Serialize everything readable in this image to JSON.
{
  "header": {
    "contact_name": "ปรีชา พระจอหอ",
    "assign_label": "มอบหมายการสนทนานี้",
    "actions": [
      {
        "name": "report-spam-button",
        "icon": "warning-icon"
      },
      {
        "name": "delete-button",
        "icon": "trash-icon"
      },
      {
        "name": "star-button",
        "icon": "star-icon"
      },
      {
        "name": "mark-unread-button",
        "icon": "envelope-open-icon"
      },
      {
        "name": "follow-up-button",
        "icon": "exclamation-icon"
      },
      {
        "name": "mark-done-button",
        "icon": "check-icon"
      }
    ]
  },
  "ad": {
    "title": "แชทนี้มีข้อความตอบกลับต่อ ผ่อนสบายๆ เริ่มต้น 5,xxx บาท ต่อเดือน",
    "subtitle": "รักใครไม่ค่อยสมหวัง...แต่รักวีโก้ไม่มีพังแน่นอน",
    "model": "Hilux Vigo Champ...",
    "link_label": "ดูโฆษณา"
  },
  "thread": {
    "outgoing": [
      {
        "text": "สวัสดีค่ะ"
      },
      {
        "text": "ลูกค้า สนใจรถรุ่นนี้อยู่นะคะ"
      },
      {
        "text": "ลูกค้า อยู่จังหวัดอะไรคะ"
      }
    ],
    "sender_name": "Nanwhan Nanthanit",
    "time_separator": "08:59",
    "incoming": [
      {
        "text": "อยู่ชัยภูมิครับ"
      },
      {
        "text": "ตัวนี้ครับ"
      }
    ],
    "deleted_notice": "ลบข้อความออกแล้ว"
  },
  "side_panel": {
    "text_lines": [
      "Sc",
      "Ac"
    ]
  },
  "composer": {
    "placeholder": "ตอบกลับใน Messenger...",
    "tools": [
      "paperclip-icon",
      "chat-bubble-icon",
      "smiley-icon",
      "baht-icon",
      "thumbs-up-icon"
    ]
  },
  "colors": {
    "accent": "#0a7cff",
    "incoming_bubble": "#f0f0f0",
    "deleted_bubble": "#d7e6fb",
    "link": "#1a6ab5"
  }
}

#####

State how many lines in the records above contain the word "mark", giving only the number.

2